Entries taken from a collection

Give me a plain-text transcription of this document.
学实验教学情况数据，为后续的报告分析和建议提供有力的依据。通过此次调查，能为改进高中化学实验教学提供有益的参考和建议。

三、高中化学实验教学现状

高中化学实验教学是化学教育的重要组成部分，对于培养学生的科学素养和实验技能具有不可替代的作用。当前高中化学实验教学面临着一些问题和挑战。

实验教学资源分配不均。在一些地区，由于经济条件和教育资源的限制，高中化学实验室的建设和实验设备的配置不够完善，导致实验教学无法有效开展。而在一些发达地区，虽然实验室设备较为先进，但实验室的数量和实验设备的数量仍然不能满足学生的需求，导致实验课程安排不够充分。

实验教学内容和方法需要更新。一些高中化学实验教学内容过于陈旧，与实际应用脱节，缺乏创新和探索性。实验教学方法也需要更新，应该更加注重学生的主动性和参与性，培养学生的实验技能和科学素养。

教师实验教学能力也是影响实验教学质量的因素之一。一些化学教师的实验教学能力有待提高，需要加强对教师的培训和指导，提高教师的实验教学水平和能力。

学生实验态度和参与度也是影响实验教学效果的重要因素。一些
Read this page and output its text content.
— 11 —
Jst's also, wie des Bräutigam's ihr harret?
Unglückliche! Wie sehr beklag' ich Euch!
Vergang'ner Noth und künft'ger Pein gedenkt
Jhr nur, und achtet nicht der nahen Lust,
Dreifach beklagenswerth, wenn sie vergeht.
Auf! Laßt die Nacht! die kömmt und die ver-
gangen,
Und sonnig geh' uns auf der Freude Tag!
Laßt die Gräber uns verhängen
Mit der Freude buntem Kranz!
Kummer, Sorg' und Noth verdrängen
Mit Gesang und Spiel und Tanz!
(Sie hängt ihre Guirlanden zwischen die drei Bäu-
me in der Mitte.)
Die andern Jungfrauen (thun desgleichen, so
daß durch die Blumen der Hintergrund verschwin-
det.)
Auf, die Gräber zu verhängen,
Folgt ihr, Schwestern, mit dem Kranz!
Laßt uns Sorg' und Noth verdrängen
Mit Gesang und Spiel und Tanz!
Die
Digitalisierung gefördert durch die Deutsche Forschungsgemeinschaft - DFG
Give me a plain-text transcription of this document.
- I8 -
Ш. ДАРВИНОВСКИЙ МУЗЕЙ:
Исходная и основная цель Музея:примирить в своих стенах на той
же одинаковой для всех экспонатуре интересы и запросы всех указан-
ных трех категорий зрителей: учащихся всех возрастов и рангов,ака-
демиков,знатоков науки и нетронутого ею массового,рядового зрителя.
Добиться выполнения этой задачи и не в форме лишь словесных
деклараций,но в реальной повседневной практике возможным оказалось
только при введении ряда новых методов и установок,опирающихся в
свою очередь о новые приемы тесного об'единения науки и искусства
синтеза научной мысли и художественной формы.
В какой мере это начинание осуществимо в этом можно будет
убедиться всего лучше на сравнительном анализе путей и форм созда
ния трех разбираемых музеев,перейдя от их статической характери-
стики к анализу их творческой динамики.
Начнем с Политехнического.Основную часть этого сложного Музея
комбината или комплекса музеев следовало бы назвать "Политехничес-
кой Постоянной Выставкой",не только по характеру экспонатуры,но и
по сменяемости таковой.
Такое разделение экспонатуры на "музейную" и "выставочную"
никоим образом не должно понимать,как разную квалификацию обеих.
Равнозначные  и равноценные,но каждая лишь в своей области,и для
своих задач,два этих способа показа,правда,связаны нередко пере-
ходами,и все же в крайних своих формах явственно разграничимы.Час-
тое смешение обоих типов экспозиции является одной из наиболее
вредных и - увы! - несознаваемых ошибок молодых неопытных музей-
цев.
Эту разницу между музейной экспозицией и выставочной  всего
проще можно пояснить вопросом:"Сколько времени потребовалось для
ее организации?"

Exercise objective | Tally the lines of the records holding the word "только", then give only the resulting number.

Result | 2